◆ **TASK DETAILS**
Report each line of the data that includes the word "Surface".

◇ ◇ ◇

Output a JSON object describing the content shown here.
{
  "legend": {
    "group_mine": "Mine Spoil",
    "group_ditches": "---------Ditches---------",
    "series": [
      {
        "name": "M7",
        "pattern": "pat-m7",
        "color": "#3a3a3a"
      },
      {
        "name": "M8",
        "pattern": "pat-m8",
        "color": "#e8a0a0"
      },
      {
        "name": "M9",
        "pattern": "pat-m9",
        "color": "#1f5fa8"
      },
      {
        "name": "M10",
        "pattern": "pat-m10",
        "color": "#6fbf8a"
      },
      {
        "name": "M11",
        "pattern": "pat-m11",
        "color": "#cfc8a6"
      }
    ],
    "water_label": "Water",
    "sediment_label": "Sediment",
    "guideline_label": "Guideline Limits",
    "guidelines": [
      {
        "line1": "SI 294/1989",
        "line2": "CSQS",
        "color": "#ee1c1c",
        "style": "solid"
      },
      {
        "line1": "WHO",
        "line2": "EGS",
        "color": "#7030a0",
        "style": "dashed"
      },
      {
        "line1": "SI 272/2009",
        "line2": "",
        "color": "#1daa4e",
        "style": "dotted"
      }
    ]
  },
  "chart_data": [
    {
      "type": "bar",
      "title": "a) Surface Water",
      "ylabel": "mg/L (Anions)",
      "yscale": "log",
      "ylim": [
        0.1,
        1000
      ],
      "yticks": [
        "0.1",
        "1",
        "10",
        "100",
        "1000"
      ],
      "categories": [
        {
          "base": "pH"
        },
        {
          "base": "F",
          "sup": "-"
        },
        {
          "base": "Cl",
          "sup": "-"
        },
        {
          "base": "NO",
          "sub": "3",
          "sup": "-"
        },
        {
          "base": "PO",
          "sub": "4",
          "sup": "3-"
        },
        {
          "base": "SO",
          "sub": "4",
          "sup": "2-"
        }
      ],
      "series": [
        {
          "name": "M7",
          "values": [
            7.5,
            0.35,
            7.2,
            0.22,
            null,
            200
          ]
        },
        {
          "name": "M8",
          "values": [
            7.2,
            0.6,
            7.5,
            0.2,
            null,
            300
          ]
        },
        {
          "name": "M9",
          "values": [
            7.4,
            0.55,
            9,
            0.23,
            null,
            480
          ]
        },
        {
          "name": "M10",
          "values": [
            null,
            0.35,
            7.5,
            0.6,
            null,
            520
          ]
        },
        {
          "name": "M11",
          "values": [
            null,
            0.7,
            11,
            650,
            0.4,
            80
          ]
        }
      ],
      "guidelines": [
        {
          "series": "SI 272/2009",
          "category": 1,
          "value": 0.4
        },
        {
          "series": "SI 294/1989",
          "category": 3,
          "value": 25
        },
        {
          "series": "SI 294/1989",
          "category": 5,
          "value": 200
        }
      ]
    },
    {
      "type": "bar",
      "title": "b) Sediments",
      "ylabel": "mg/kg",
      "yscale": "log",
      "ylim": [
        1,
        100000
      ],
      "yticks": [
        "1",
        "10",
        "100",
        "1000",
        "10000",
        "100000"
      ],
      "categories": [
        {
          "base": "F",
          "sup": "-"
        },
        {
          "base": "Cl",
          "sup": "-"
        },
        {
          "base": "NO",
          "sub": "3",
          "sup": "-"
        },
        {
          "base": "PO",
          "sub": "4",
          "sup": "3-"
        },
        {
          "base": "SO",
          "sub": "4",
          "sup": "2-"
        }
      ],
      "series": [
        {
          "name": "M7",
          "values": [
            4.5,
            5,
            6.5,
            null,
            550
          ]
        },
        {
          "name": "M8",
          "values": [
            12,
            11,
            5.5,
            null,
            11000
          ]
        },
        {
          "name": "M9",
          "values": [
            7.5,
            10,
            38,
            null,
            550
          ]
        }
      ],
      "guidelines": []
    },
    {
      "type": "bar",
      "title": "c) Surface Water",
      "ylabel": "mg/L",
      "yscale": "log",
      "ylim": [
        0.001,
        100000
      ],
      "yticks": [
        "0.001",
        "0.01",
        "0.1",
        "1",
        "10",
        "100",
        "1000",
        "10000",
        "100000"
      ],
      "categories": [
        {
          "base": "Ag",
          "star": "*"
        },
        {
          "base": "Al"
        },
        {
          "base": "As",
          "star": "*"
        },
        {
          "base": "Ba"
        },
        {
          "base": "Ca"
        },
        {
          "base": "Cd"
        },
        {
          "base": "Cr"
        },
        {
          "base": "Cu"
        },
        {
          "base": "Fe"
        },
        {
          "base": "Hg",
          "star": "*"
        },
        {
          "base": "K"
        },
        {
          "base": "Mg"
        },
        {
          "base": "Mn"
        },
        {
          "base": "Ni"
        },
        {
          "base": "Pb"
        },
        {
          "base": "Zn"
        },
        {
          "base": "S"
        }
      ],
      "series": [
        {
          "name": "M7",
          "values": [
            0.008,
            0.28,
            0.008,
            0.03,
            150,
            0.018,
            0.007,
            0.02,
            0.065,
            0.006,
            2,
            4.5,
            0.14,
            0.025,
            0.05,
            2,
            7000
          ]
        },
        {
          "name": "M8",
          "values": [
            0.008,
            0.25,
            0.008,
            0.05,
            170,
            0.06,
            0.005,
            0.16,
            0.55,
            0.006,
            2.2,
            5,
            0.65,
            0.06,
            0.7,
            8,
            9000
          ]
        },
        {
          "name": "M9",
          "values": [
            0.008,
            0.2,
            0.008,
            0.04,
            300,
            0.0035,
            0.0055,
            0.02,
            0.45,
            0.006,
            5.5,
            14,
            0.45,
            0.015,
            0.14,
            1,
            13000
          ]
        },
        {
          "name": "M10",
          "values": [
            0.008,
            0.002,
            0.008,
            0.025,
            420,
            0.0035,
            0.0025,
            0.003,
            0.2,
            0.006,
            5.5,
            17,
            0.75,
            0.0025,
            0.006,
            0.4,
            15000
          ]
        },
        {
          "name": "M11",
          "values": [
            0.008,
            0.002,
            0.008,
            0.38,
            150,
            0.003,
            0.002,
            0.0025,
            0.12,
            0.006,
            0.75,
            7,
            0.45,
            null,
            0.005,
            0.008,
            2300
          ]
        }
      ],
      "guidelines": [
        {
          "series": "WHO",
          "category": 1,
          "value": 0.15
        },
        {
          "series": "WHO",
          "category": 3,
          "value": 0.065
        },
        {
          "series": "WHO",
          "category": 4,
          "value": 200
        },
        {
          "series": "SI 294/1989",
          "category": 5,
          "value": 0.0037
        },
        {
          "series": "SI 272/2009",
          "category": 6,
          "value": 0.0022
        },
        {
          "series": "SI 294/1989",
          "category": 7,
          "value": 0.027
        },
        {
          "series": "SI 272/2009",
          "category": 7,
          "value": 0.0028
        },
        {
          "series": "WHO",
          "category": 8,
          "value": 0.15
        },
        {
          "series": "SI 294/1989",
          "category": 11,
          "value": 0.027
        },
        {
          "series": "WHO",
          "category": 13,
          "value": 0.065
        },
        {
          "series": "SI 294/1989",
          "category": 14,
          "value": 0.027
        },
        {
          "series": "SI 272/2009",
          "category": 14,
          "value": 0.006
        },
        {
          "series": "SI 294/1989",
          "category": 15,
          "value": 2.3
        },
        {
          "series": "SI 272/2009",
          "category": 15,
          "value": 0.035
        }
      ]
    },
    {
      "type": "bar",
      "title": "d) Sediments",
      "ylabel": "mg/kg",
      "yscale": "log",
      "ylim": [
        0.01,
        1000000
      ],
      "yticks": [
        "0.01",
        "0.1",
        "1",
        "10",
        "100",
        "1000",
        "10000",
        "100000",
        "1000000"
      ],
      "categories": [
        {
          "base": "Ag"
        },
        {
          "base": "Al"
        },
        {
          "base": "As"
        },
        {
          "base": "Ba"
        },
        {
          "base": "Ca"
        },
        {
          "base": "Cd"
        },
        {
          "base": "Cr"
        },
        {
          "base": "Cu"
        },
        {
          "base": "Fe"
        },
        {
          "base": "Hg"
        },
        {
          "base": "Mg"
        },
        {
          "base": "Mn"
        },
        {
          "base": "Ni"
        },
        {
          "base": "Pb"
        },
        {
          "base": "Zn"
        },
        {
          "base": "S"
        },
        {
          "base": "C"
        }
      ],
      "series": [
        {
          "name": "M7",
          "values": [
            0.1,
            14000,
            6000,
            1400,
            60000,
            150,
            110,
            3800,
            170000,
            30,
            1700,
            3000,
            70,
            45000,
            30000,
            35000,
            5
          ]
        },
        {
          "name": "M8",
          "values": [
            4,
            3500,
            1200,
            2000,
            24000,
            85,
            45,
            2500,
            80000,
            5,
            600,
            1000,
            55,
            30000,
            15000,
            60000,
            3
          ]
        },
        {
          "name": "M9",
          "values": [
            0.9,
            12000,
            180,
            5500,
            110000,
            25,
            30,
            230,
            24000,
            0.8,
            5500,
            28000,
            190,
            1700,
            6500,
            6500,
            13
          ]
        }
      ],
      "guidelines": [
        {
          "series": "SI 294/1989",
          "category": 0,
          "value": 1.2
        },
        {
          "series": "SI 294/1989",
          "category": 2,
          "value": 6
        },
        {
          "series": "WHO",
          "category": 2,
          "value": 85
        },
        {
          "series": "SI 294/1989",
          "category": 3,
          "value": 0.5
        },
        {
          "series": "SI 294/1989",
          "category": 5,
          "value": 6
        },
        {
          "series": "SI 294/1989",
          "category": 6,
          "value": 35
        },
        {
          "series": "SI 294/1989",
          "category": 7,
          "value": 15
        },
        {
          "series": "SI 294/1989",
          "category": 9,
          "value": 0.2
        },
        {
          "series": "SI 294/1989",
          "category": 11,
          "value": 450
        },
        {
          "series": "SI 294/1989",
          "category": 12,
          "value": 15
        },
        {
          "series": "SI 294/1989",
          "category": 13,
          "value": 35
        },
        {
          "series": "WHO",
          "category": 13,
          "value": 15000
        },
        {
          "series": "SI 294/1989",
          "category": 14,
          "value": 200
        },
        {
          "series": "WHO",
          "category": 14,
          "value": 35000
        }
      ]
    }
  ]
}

◇ ◇ ◇

◆ **RESULT OF THIS EXERCISE**
      "title": "a) Surface Water",
      "title": "c) Surface Water",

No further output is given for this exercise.